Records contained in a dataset
******

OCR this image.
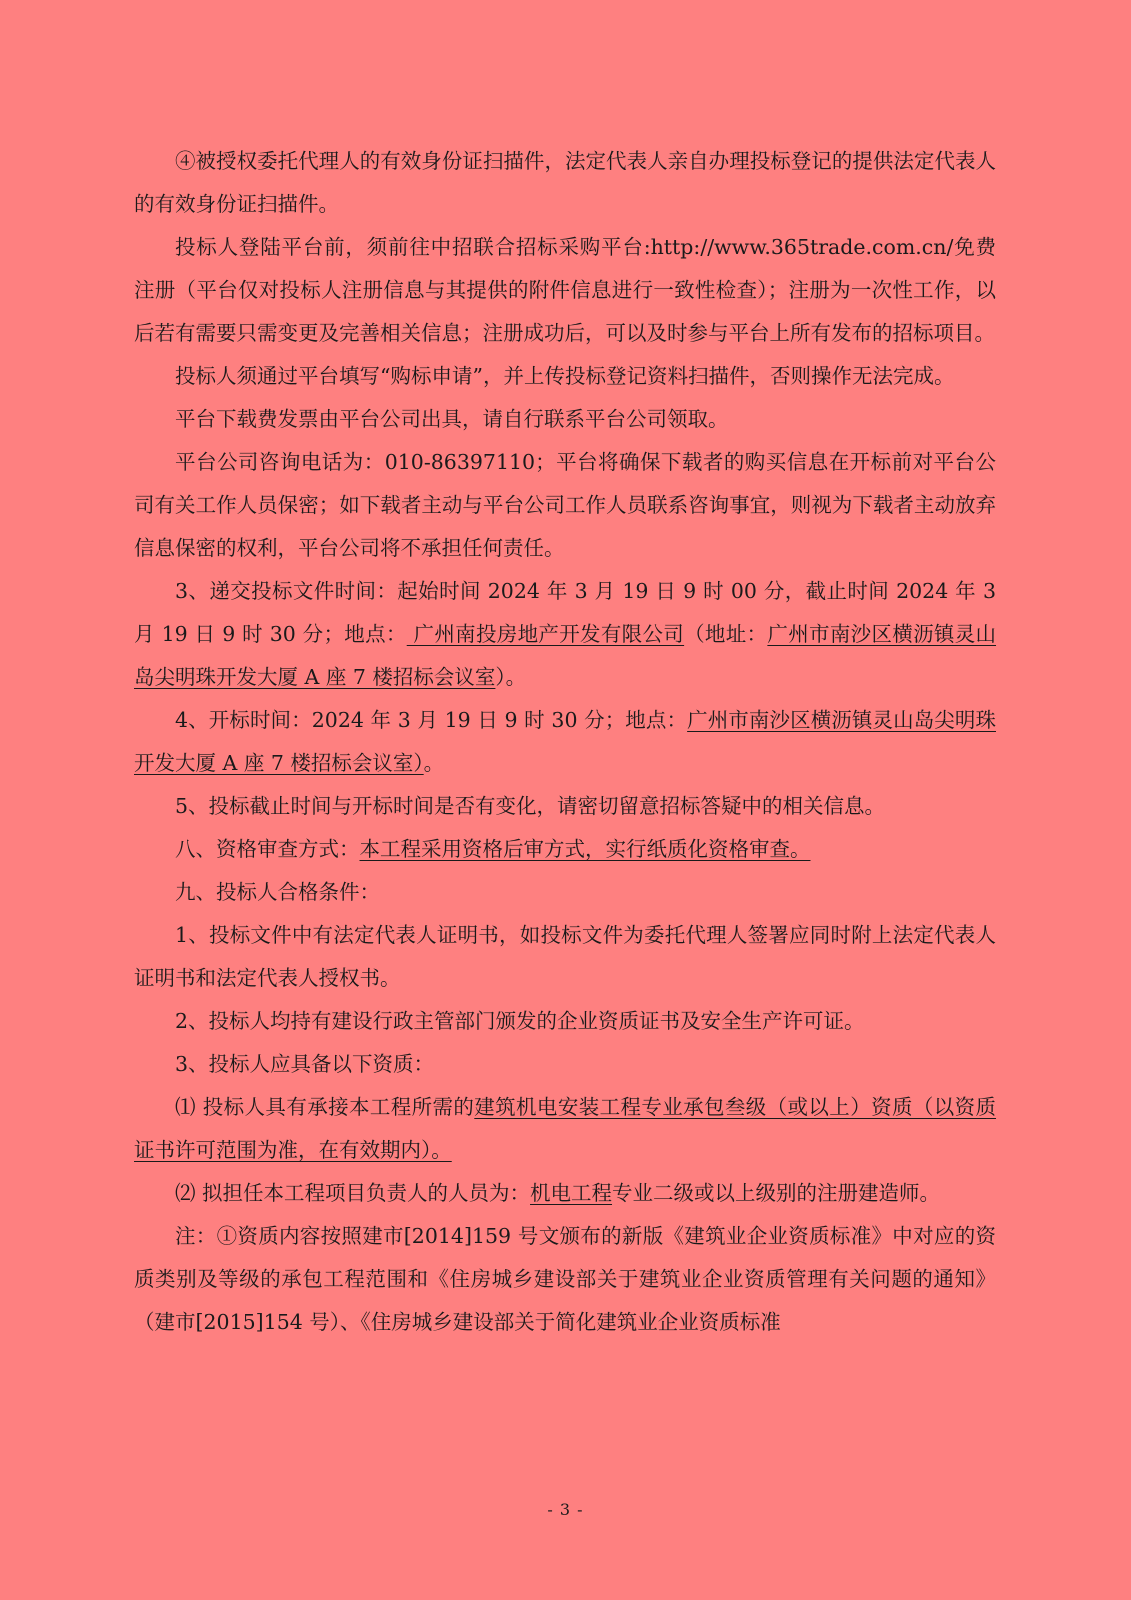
④被授权委托代理人的有效身份证扫描件，法定代表人亲自办理投标登记的提供法定代表人的有效身份证扫描件。

投标人登陆平台前，须前往中招联合招标采购平台:http://www.365trade.com.cn/免费注册（平台仅对投标人注册信息与其提供的附件信息进行一致性检查）；注册为一次性工作，以后若有需要只需变更及完善相关信息；注册成功后，可以及时参与平台上所有发布的招标项目。

投标人须通过平台填写“购标申请”，并上传投标登记资料扫描件，否则操作无法完成。

平台下载费发票由平台公司出具，请自行联系平台公司领取。

平台公司咨询电话为：010-86397110；平台将确保下载者的购买信息在开标前对平台公司有关工作人员保密；如下载者主动与平台公司工作人员联系咨询事宜，则视为下载者主动放弃信息保密的权利，平台公司将不承担任何责任。

3、递交投标文件时间：起始时间 2024 年 3 月 19 日 9 时 00 分，截止时间 2024 年 3 月 19 日 9 时 30 分；地点： 广州南投房地产开发有限公司（地址：广州市南沙区横沥镇灵山岛尖明珠开发大厦 A 座 7 楼招标会议室）。

4、开标时间：2024 年 3 月 19 日 9 时 30 分；地点：广州市南沙区横沥镇灵山岛尖明珠开发大厦 A 座 7 楼招标会议室）。

5、投标截止时间与开标时间是否有变化，请密切留意招标答疑中的相关信息。

八、资格审查方式：本工程采用资格后审方式，实行纸质化资格审查。

九、投标人合格条件：

1、投标文件中有法定代表人证明书，如投标文件为委托代理人签署应同时附上法定代表人证明书和法定代表人授权书。

2、投标人均持有建设行政主管部门颁发的企业资质证书及安全生产许可证。

3、投标人应具备以下资质：

⑴ 投标人具有承接本工程所需的建筑机电安装工程专业承包叁级（或以上）资质（以资质证书许可范围为准，在有效期内）。

⑵ 拟担任本工程项目负责人的人员为：机电工程专业二级或以上级别的注册建造师。

注：①资质内容按照建市[2014]159 号文颁布的新版《建筑业企业资质标准》中对应的资质类别及等级的承包工程范围和《住房城乡建设部关于建筑业企业资质管理有关问题的通知》（建市[2015]154 号）、《住房城乡建设部关于简化建筑业企业资质标准

- 3 -
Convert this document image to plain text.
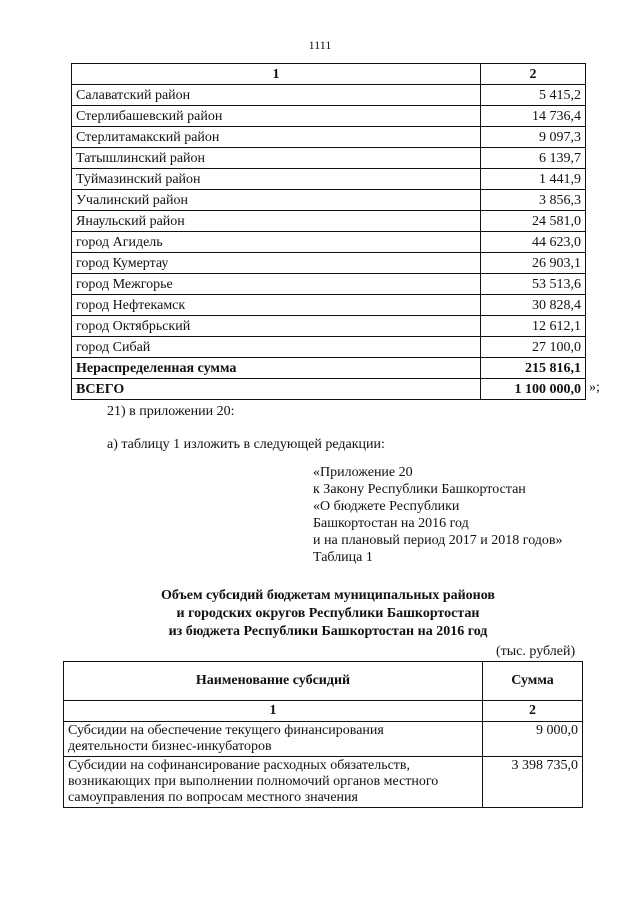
1111
1	2
Салаватский район	5 415,2
Стерлибашевский район	14 736,4
Стерлитамакский район	9 097,3
Татышлинский район	6 139,7
Туймазинский район	1 441,9
Учалинский район	3 856,3
Янаульский район	24 581,0
город Агидель	44 623,0
город Кумертау	26 903,1
город Межгорье	53 513,6
город Нефтекамск	30 828,4
город Октябрьский	12 612,1
город Сибай	27 100,0
Нераспределенная сумма	215 816,1
ВСЕГО	1 100 000,0 »;
21) в приложении 20:
а) таблицу 1 изложить в следующей редакции:
«Приложение 20
к Закону Республики Башкортостан
«О бюджете Республики
Башкортостан на 2016 год
и на плановый период 2017 и 2018 годов»
Таблица 1
Объем субсидий бюджетам муниципальных районов
и городских округов Республики Башкортостан
из бюджета Республики Башкортостан на 2016 год
(тыс. рублей)
Наименование субсидий	Сумма
1	2

Субсидии на обеспечение текущего финансирования
деятельности бизнес-инкубаторов	9 000,0

Субсидии на софинансирование расходных обязательств,
возникающих при выполнении полномочий органов местного
самоуправления по вопросам местного значения	3 398 735,0
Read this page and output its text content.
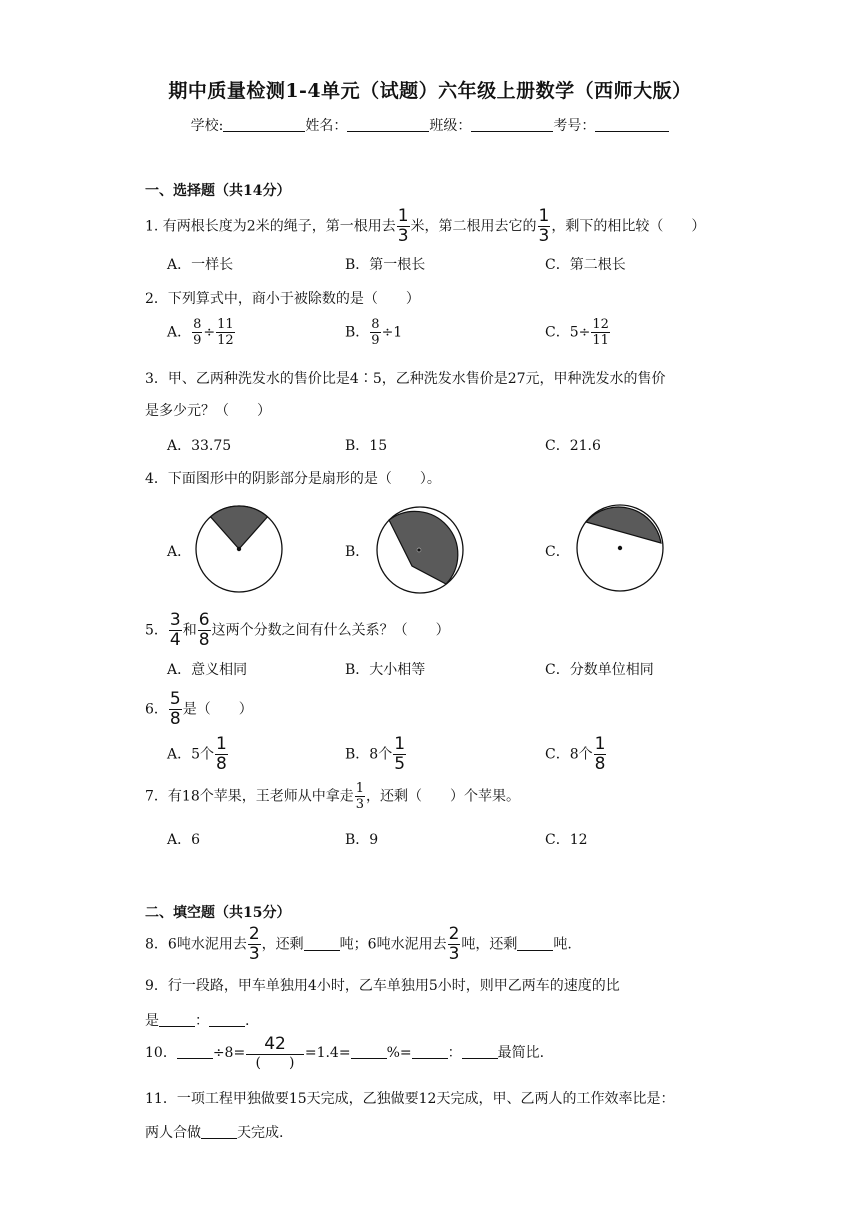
期中质量检测1-4单元（试题）六年级上册数学（西师大版）
学校:	姓名：	班级：	考号：
一、选择题（共14分）
1. 有两根长度为2米的绳子，第一根用去 $\frac{1}{3}$ 米，第二根用去它的 $\frac{1}{3}$ ，剩下的相比较（　　）
A．一样长	B．第一根长	C．第二根长
2．下列算式中，商小于被除数的是（　　）
A． $\frac{8}{9} \div \frac{11}{12}$	B． $\frac{8}{9} \div 1$	C．$5\div \frac{12}{11}$
3．甲、乙两种洗发水的售价比是4∶5，乙种洗发水售价是27元，甲种洗发水的售价
是多少元？（　　）
A．33.75	B．15	C．21.6
4．下面图形中的阴影部分是扇形的是（　　）。
A．	B．	C．
5． $\frac{3}{4}$ 和 $\frac{6}{8}$ 这两个分数之间有什么关系？（　　）
A．意义相同	B．大小相等	C．分数单位相同
6． $\frac{5}{8}$ 是（　　）
A．5个 $\frac{1}{8}$	B．8个 $\frac{1}{5}$	C．8个 $\frac{1}{8}$
7．有18个苹果，王老师从中拿走 $\frac{1}{3}$ ，还剩（　　）个苹果。
A．6	B．9	C．12
二、填空题（共15分）
8．6吨水泥用去 $\frac{2}{3}$ ，还剩	吨；6吨水泥用去 $\frac{2}{3}$ 吨，还剩	吨.
9．行一段路，甲车单独用4小时，乙车单独用5小时，则甲乙两车的速度的比
是	：	.
10．	$\div 8= \frac{42}{( )} =1.4=$	%=	：	最简比.
11．一项工程甲独做要15天完成，乙独做要12天完成，甲、乙两人的工作效率比是：
两人合做	天完成.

******

**AIM:**
Write out the entries again, exactly as given, skipping any images.

**SOLVED EXERCISE:**
OCR this image.
④被授权委托代理人的有效身份证扫描件，法定代表人亲自办理投标登记的提供法定代表人的有效身份证扫描件。

投标人登陆平台前，须前往中招联合招标采购平台:http://www.365trade.com.cn/免费注册（平台仅对投标人注册信息与其提供的附件信息进行一致性检查）；注册为一次性工作，以后若有需要只需变更及完善相关信息；注册成功后，可以及时参与平台上所有发布的招标项目。

投标人须通过平台填写“购标申请”，并上传投标登记资料扫描件，否则操作无法完成。

平台下载费发票由平台公司出具，请自行联系平台公司领取。

平台公司咨询电话为：010-86397110；平台将确保下载者的购买信息在开标前对平台公司有关工作人员保密；如下载者主动与平台公司工作人员联系咨询事宜，则视为下载者主动放弃信息保密的权利，平台公司将不承担任何责任。

3、递交投标文件时间：起始时间 2024 年 3 月 19 日 9 时 00 分，截止时间 2024 年 3 月 19 日 9 时 30 分；地点： 广州南投房地产开发有限公司（地址：广州市南沙区横沥镇灵山岛尖明珠开发大厦 A 座 7 楼招标会议室）。

4、开标时间：2024 年 3 月 19 日 9 时 30 分；地点：广州市南沙区横沥镇灵山岛尖明珠开发大厦 A 座 7 楼招标会议室）。

5、投标截止时间与开标时间是否有变化，请密切留意招标答疑中的相关信息。

八、资格审查方式：本工程采用资格后审方式，实行纸质化资格审查。

九、投标人合格条件：

1、投标文件中有法定代表人证明书，如投标文件为委托代理人签署应同时附上法定代表人证明书和法定代表人授权书。

2、投标人均持有建设行政主管部门颁发的企业资质证书及安全生产许可证。

3、投标人应具备以下资质：

⑴ 投标人具有承接本工程所需的建筑机电安装工程专业承包叁级（或以上）资质（以资质证书许可范围为准，在有效期内）。

⑵ 拟担任本工程项目负责人的人员为：机电工程专业二级或以上级别的注册建造师。

注：①资质内容按照建市[2014]159 号文颁布的新版《建筑业企业资质标准》中对应的资质类别及等级的承包工程范围和《住房城乡建设部关于建筑业企业资质管理有关问题的通知》（建市[2015]154 号）、《住房城乡建设部关于简化建筑业企业资质标准

- 3 -
Convert this document image to plain text.
1111
1	2
Салаватский район	5 415,2
Стерлибашевский район	14 736,4
Стерлитамакский район	9 097,3
Татышлинский район	6 139,7
Туймазинский район	1 441,9
Учалинский район	3 856,3
Янаульский район	24 581,0
город Агидель	44 623,0
город Кумертау	26 903,1
город Межгорье	53 513,6
город Нефтекамск	30 828,4
город Октябрьский	12 612,1
город Сибай	27 100,0
Нераспределенная сумма	215 816,1
ВСЕГО	1 100 000,0 »;
21) в приложении 20:
а) таблицу 1 изложить в следующей редакции:
«Приложение 20
к Закону Республики Башкортостан
«О бюджете Республики
Башкортостан на 2016 год
и на плановый период 2017 и 2018 годов»
Таблица 1
Объем субсидий бюджетам муниципальных районов
и городских округов Республики Башкортостан
из бюджета Республики Башкортостан на 2016 год
(тыс. рублей)
Наименование субсидий	Сумма
1	2

Субсидии на обеспечение текущего финансирования
деятельности бизнес-инкубаторов	9 000,0

Субсидии на софинансирование расходных обязательств,
возникающих при выполнении полномочий органов местного
самоуправления по вопросам местного значения	3 398 735,0
Read this page and output its text content.
期中质量检测1-4单元（试题）六年级上册数学（西师大版）
学校:	姓名：	班级：	考号：
一、选择题（共14分）
1. 有两根长度为2米的绳子，第一根用去 $\frac{1}{3}$ 米，第二根用去它的 $\frac{1}{3}$ ，剩下的相比较（　　）
A．一样长	B．第一根长	C．第二根长
2．下列算式中，商小于被除数的是（　　）
A． $\frac{8}{9} \div \frac{11}{12}$	B． $\frac{8}{9} \div 1$	C．$5\div \frac{12}{11}$
3．甲、乙两种洗发水的售价比是4∶5，乙种洗发水售价是27元，甲种洗发水的售价
是多少元？（　　）
A．33.75	B．15	C．21.6
4．下面图形中的阴影部分是扇形的是（　　）。
A．	B．	C．
5． $\frac{3}{4}$ 和 $\frac{6}{8}$ 这两个分数之间有什么关系？（　　）
A．意义相同	B．大小相等	C．分数单位相同
6． $\frac{5}{8}$ 是（　　）
A．5个 $\frac{1}{8}$	B．8个 $\frac{1}{5}$	C．8个 $\frac{1}{8}$
7．有18个苹果，王老师从中拿走 $\frac{1}{3}$ ，还剩（　　）个苹果。
A．6	B．9	C．12
二、填空题（共15分）
8．6吨水泥用去 $\frac{2}{3}$ ，还剩	吨；6吨水泥用去 $\frac{2}{3}$ 吨，还剩	吨.
9．行一段路，甲车单独用4小时，乙车单独用5小时，则甲乙两车的速度的比
是	：	.
10．	$\div 8= \frac{42}{( )} =1.4=$	%=	：	最简比.
11．一项工程甲独做要15天完成，乙独做要12天完成，甲、乙两人的工作效率比是：
两人合做	天完成.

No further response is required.